GIVEN INSTRUCTION> Transcribe the listing verbatim. Do not carry over any pictures.
** start RECORDS SHOWN **
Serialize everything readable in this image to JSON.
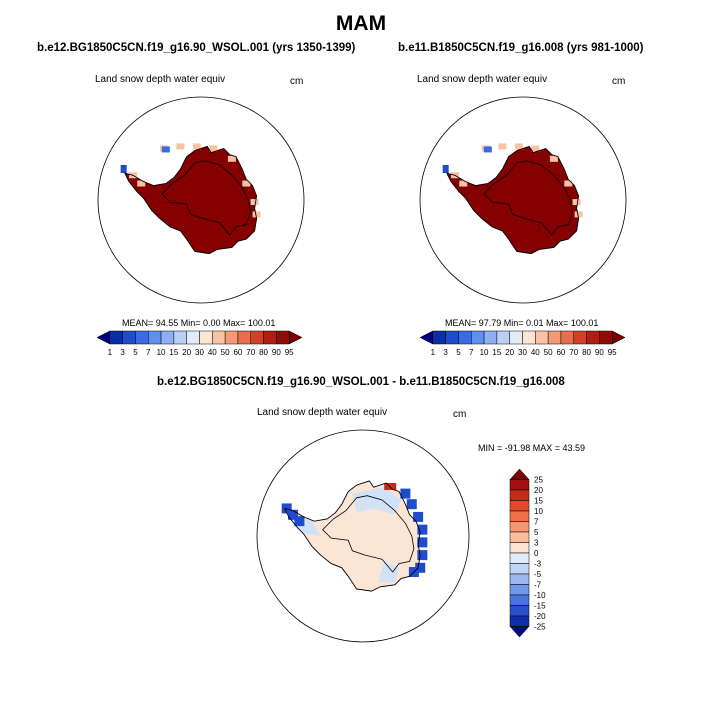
{
  "page_title": "MAM",
  "panels": [
    {
      "title": "b.e12.BG1850C5CN.f19_g16.90_WSOL.001 (yrs 1350-1399)",
      "variable": "Land snow depth water equiv",
      "units": "cm",
      "stats": "MEAN=  94.55   Min=    0.00   Max= 100.01"
    },
    {
      "title": "b.e11.B1850C5CN.f19_g16.008 (yrs 981-1000)",
      "variable": "Land snow depth water equiv",
      "units": "cm",
      "stats": "MEAN=  97.79   Min=    0.01   Max= 100.01"
    },
    {
      "title": "b.e12.BG1850C5CN.f19_g16.90_WSOL.001 - b.e11.B1850C5CN.f19_g16.008",
      "variable": "Land snow depth water equiv",
      "units": "cm",
      "stats": "MIN = -91.98  MAX =  43.59"
    }
  ],
  "chart_data": [
    {
      "type": "heatmap",
      "title": "b.e12.BG1850C5CN.f19_g16.90_WSOL.001 (yrs 1350-1399)",
      "projection": "south polar stereographic",
      "colorbar": {
        "orientation": "horizontal",
        "levels": [
          1,
          3,
          5,
          7,
          10,
          15,
          20,
          30,
          40,
          50,
          60,
          70,
          80,
          90,
          95
        ],
        "colors": [
          "#00007f",
          "#0a2ea8",
          "#1f4ccc",
          "#3a6ae6",
          "#5f8ff0",
          "#8db0f5",
          "#b8d0f8",
          "#e2ecf8",
          "#fde5d4",
          "#f9c2a4",
          "#f29a74",
          "#e86e4c",
          "#d2402a",
          "#b21b10",
          "#900c06",
          "#7a0000"
        ]
      },
      "summary": {
        "mean": 94.55,
        "min": 0.0,
        "max": 100.01
      }
    },
    {
      "type": "heatmap",
      "title": "b.e11.B1850C5CN.f19_g16.008 (yrs 981-1000)",
      "projection": "south polar stereographic",
      "colorbar": {
        "orientation": "horizontal",
        "levels": [
          1,
          3,
          5,
          7,
          10,
          15,
          20,
          30,
          40,
          50,
          60,
          70,
          80,
          90,
          95
        ],
        "colors": [
          "#00007f",
          "#0a2ea8",
          "#1f4ccc",
          "#3a6ae6",
          "#5f8ff0",
          "#8db0f5",
          "#b8d0f8",
          "#e2ecf8",
          "#fde5d4",
          "#f9c2a4",
          "#f29a74",
          "#e86e4c",
          "#d2402a",
          "#b21b10",
          "#900c06",
          "#7a0000"
        ]
      },
      "summary": {
        "mean": 97.79,
        "min": 0.01,
        "max": 100.01
      }
    },
    {
      "type": "heatmap",
      "title": "b.e12.BG1850C5CN.f19_g16.90_WSOL.001 - b.e11.B1850C5CN.f19_g16.008",
      "projection": "south polar stereographic",
      "colorbar": {
        "orientation": "vertical",
        "levels": [
          25,
          20,
          15,
          10,
          7,
          5,
          3,
          0,
          -3,
          -5,
          -7,
          -10,
          -15,
          -20,
          -25
        ],
        "colors": [
          "#7a0000",
          "#a01010",
          "#c82a1a",
          "#e04a2a",
          "#f07048",
          "#f8966e",
          "#fbbc9c",
          "#fde2d0",
          "#e2ecf8",
          "#c0d6f5",
          "#9ab8f0",
          "#7097ea",
          "#4a74e0",
          "#2a50cc",
          "#0e2ea8",
          "#00107a"
        ]
      },
      "summary": {
        "min": -91.98,
        "max": 43.59
      }
    }
  ],
  "colors": {
    "ice_dark_red": "#850000",
    "diff_neutral": "#fbe6d6",
    "diff_light_blue": "#d2e2f6"
  }
}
** end RECORDS SHOWN **
EXERCISE OUTPUT>
Serialize everything readable in this image to JSON.
{
  "page_title": "MAM",
  "panels": [
    {
      "title": "b.e12.BG1850C5CN.f19_g16.90_WSOL.001 (yrs 1350-1399)",
      "variable": "Land snow depth water equiv",
      "units": "cm",
      "stats": "MEAN=  94.55   Min=    0.00   Max= 100.01"
    },
    {
      "title": "b.e11.B1850C5CN.f19_g16.008 (yrs 981-1000)",
      "variable": "Land snow depth water equiv",
      "units": "cm",
      "stats": "MEAN=  97.79   Min=    0.01   Max= 100.01"
    },
    {
      "title": "b.e12.BG1850C5CN.f19_g16.90_WSOL.001 - b.e11.B1850C5CN.f19_g16.008",
      "variable": "Land snow depth water equiv",
      "units": "cm",
      "stats": "MIN = -91.98  MAX =  43.59"
    }
  ],
  "chart_data": [
    {
      "type": "heatmap",
      "title": "b.e12.BG1850C5CN.f19_g16.90_WSOL.001 (yrs 1350-1399)",
      "projection": "south polar stereographic",
      "colorbar": {
        "orientation": "horizontal",
        "levels": [
          1,
          3,
          5,
          7,
          10,
          15,
          20,
          30,
          40,
          50,
          60,
          70,
          80,
          90,
          95
        ],
        "colors": [
          "#00007f",
          "#0a2ea8",
          "#1f4ccc",
          "#3a6ae6",
          "#5f8ff0",
          "#8db0f5",
          "#b8d0f8",
          "#e2ecf8",
          "#fde5d4",
          "#f9c2a4",
          "#f29a74",
          "#e86e4c",
          "#d2402a",
          "#b21b10",
          "#900c06",
          "#7a0000"
        ]
      },
      "summary": {
        "mean": 94.55,
        "min": 0.0,
        "max": 100.01
      }
    },
    {
      "type": "heatmap",
      "title": "b.e11.B1850C5CN.f19_g16.008 (yrs 981-1000)",
      "projection": "south polar stereographic",
      "colorbar": {
        "orientation": "horizontal",
        "levels": [
          1,
          3,
          5,
          7,
          10,
          15,
          20,
          30,
          40,
          50,
          60,
          70,
          80,
          90,
          95
        ],
        "colors": [
          "#00007f",
          "#0a2ea8",
          "#1f4ccc",
          "#3a6ae6",
          "#5f8ff0",
          "#8db0f5",
          "#b8d0f8",
          "#e2ecf8",
          "#fde5d4",
          "#f9c2a4",
          "#f29a74",
          "#e86e4c",
          "#d2402a",
          "#b21b10",
          "#900c06",
          "#7a0000"
        ]
      },
      "summary": {
        "mean": 97.79,
        "min": 0.01,
        "max": 100.01
      }
    },
    {
      "type": "heatmap",
      "title": "b.e12.BG1850C5CN.f19_g16.90_WSOL.001 - b.e11.B1850C5CN.f19_g16.008",
      "projection": "south polar stereographic",
      "colorbar": {
        "orientation": "vertical",
        "levels": [
          25,
          20,
          15,
          10,
          7,
          5,
          3,
          0,
          -3,
          -5,
          -7,
          -10,
          -15,
          -20,
          -25
        ],
        "colors": [
          "#7a0000",
          "#a01010",
          "#c82a1a",
          "#e04a2a",
          "#f07048",
          "#f8966e",
          "#fbbc9c",
          "#fde2d0",
          "#e2ecf8",
          "#c0d6f5",
          "#9ab8f0",
          "#7097ea",
          "#4a74e0",
          "#2a50cc",
          "#0e2ea8",
          "#00107a"
        ]
      },
      "summary": {
        "min": -91.98,
        "max": 43.59
      }
    }
  ],
  "colors": {
    "ice_dark_red": "#850000",
    "diff_neutral": "#fbe6d6",
    "diff_light_blue": "#d2e2f6"
  }
}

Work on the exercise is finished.